→ Task
Would you set down every entry shown below, precisely as written?

Figure contents as structured data
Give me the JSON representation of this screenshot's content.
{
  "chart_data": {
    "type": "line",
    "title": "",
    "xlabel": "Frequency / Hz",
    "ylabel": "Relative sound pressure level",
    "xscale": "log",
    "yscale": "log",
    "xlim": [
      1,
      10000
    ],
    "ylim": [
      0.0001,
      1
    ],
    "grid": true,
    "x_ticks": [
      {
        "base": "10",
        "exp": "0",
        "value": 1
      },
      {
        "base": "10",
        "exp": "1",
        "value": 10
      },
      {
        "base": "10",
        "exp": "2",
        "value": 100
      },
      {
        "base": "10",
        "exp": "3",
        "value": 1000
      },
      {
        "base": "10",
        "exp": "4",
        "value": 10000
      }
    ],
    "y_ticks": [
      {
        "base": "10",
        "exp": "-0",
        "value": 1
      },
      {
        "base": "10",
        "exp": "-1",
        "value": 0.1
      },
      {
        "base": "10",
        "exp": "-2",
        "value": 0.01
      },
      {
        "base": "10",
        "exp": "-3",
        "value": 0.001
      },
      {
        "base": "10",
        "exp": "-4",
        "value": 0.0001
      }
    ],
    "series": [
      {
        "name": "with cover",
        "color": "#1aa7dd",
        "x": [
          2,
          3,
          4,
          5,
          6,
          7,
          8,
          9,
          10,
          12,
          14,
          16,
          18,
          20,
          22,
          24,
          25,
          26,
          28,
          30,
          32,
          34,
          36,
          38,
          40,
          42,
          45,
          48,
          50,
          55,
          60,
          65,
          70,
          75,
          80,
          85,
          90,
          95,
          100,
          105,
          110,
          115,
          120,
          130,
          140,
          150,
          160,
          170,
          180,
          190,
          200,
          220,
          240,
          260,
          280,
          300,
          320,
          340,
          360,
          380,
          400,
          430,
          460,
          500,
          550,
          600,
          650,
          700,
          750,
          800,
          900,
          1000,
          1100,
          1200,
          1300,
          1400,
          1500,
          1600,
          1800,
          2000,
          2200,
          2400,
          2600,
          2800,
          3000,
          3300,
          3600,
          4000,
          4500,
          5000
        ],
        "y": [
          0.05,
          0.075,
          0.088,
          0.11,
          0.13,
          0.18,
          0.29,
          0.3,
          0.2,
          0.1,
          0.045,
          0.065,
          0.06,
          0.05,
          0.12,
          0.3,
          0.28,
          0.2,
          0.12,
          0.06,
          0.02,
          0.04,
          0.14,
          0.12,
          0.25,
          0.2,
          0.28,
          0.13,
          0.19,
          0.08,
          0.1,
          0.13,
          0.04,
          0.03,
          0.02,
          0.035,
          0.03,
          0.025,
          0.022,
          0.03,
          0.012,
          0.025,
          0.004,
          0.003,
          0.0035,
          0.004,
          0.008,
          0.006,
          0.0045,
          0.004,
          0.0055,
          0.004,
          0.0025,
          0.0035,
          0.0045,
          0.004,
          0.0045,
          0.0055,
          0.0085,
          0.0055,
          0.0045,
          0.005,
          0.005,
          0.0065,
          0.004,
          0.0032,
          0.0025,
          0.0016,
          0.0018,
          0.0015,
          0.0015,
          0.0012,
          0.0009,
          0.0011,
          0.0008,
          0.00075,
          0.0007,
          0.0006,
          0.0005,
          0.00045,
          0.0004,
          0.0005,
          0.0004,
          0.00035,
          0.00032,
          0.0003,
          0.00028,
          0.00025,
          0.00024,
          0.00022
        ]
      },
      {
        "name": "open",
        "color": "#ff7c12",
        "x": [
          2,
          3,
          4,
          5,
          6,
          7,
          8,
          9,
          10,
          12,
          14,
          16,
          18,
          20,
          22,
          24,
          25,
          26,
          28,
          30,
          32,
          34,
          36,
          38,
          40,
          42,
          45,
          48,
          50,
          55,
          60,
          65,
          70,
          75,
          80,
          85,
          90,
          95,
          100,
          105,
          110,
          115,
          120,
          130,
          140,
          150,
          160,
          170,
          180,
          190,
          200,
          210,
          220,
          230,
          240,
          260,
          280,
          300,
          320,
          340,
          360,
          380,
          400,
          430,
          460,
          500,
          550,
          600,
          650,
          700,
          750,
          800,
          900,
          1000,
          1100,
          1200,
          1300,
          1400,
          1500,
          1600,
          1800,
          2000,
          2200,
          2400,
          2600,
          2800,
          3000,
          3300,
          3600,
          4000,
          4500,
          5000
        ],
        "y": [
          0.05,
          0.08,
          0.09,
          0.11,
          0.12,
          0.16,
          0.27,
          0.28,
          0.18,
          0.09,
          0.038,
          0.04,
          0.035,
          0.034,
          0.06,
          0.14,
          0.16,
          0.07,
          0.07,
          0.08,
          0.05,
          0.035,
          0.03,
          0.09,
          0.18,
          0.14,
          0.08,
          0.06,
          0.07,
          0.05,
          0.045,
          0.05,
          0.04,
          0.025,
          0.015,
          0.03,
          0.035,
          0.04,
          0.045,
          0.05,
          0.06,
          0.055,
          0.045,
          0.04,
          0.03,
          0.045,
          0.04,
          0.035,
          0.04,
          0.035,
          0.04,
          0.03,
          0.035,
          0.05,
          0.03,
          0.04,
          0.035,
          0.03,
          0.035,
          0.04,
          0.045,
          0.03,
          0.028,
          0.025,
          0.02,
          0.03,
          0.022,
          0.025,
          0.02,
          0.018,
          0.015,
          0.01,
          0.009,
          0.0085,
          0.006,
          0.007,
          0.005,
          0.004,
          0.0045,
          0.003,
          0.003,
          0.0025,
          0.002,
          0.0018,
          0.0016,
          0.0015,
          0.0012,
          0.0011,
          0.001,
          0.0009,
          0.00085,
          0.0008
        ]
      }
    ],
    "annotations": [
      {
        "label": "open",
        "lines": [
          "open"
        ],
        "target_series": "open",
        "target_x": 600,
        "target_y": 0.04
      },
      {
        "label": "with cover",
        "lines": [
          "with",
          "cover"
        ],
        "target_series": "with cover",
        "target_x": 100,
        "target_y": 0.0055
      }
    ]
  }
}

→ Response for this exercise
Give me the JSON representation of this screenshot's content.
{
  "chart_data": {
    "type": "line",
    "title": "",
    "xlabel": "Frequency / Hz",
    "ylabel": "Relative sound pressure level",
    "xscale": "log",
    "yscale": "log",
    "xlim": [
      1,
      10000
    ],
    "ylim": [
      0.0001,
      1
    ],
    "grid": true,
    "x_ticks": [
      {
        "base": "10",
        "exp": "0",
        "value": 1
      },
      {
        "base": "10",
        "exp": "1",
        "value": 10
      },
      {
        "base": "10",
        "exp": "2",
        "value": 100
      },
      {
        "base": "10",
        "exp": "3",
        "value": 1000
      },
      {
        "base": "10",
        "exp": "4",
        "value": 10000
      }
    ],
    "y_ticks": [
      {
        "base": "10",
        "exp": "-0",
        "value": 1
      },
      {
        "base": "10",
        "exp": "-1",
        "value": 0.1
      },
      {
        "base": "10",
        "exp": "-2",
        "value": 0.01
      },
      {
        "base": "10",
        "exp": "-3",
        "value": 0.001
      },
      {
        "base": "10",
        "exp": "-4",
        "value": 0.0001
      }
    ],
    "series": [
      {
        "name": "with cover",
        "color": "#1aa7dd",
        "x": [
          2,
          3,
          4,
          5,
          6,
          7,
          8,
          9,
          10,
          12,
          14,
          16,
          18,
          20,
          22,
          24,
          25,
          26,
          28,
          30,
          32,
          34,
          36,
          38,
          40,
          42,
          45,
          48,
          50,
          55,
          60,
          65,
          70,
          75,
          80,
          85,
          90,
          95,
          100,
          105,
          110,
          115,
          120,
          130,
          140,
          150,
          160,
          170,
          180,
          190,
          200,
          220,
          240,
          260,
          280,
          300,
          320,
          340,
          360,
          380,
          400,
          430,
          460,
          500,
          550,
          600,
          650,
          700,
          750,
          800,
          900,
          1000,
          1100,
          1200,
          1300,
          1400,
          1500,
          1600,
          1800,
          2000,
          2200,
          2400,
          2600,
          2800,
          3000,
          3300,
          3600,
          4000,
          4500,
          5000
        ],
        "y": [
          0.05,
          0.075,
          0.088,
          0.11,
          0.13,
          0.18,
          0.29,
          0.3,
          0.2,
          0.1,
          0.045,
          0.065,
          0.06,
          0.05,
          0.12,
          0.3,
          0.28,
          0.2,
          0.12,
          0.06,
          0.02,
          0.04,
          0.14,
          0.12,
          0.25,
          0.2,
          0.28,
          0.13,
          0.19,
          0.08,
          0.1,
          0.13,
          0.04,
          0.03,
          0.02,
          0.035,
          0.03,
          0.025,
          0.022,
          0.03,
          0.012,
          0.025,
          0.004,
          0.003,
          0.0035,
          0.004,
          0.008,
          0.006,
          0.0045,
          0.004,
          0.0055,
          0.004,
          0.0025,
          0.0035,
          0.0045,
          0.004,
          0.0045,
          0.0055,
          0.0085,
          0.0055,
          0.0045,
          0.005,
          0.005,
          0.0065,
          0.004,
          0.0032,
          0.0025,
          0.0016,
          0.0018,
          0.0015,
          0.0015,
          0.0012,
          0.0009,
          0.0011,
          0.0008,
          0.00075,
          0.0007,
          0.0006,
          0.0005,
          0.00045,
          0.0004,
          0.0005,
          0.0004,
          0.00035,
          0.00032,
          0.0003,
          0.00028,
          0.00025,
          0.00024,
          0.00022
        ]
      },
      {
        "name": "open",
        "color": "#ff7c12",
        "x": [
          2,
          3,
          4,
          5,
          6,
          7,
          8,
          9,
          10,
          12,
          14,
          16,
          18,
          20,
          22,
          24,
          25,
          26,
          28,
          30,
          32,
          34,
          36,
          38,
          40,
          42,
          45,
          48,
          50,
          55,
          60,
          65,
          70,
          75,
          80,
          85,
          90,
          95,
          100,
          105,
          110,
          115,
          120,
          130,
          140,
          150,
          160,
          170,
          180,
          190,
          200,
          210,
          220,
          230,
          240,
          260,
          280,
          300,
          320,
          340,
          360,
          380,
          400,
          430,
          460,
          500,
          550,
          600,
          650,
          700,
          750,
          800,
          900,
          1000,
          1100,
          1200,
          1300,
          1400,
          1500,
          1600,
          1800,
          2000,
          2200,
          2400,
          2600,
          2800,
          3000,
          3300,
          3600,
          4000,
          4500,
          5000
        ],
        "y": [
          0.05,
          0.08,
          0.09,
          0.11,
          0.12,
          0.16,
          0.27,
          0.28,
          0.18,
          0.09,
          0.038,
          0.04,
          0.035,
          0.034,
          0.06,
          0.14,
          0.16,
          0.07,
          0.07,
          0.08,
          0.05,
          0.035,
          0.03,
          0.09,
          0.18,
          0.14,
          0.08,
          0.06,
          0.07,
          0.05,
          0.045,
          0.05,
          0.04,
          0.025,
          0.015,
          0.03,
          0.035,
          0.04,
          0.045,
          0.05,
          0.06,
          0.055,
          0.045,
          0.04,
          0.03,
          0.045,
          0.04,
          0.035,
          0.04,
          0.035,
          0.04,
          0.03,
          0.035,
          0.05,
          0.03,
          0.04,
          0.035,
          0.03,
          0.035,
          0.04,
          0.045,
          0.03,
          0.028,
          0.025,
          0.02,
          0.03,
          0.022,
          0.025,
          0.02,
          0.018,
          0.015,
          0.01,
          0.009,
          0.0085,
          0.006,
          0.007,
          0.005,
          0.004,
          0.0045,
          0.003,
          0.003,
          0.0025,
          0.002,
          0.0018,
          0.0016,
          0.0015,
          0.0012,
          0.0011,
          0.001,
          0.0009,
          0.00085,
          0.0008
        ]
      }
    ],
    "annotations": [
      {
        "label": "open",
        "lines": [
          "open"
        ],
        "target_series": "open",
        "target_x": 600,
        "target_y": 0.04
      },
      {
        "label": "with cover",
        "lines": [
          "with",
          "cover"
        ],
        "target_series": "with cover",
        "target_x": 100,
        "target_y": 0.0055
      }
    ]
  }
}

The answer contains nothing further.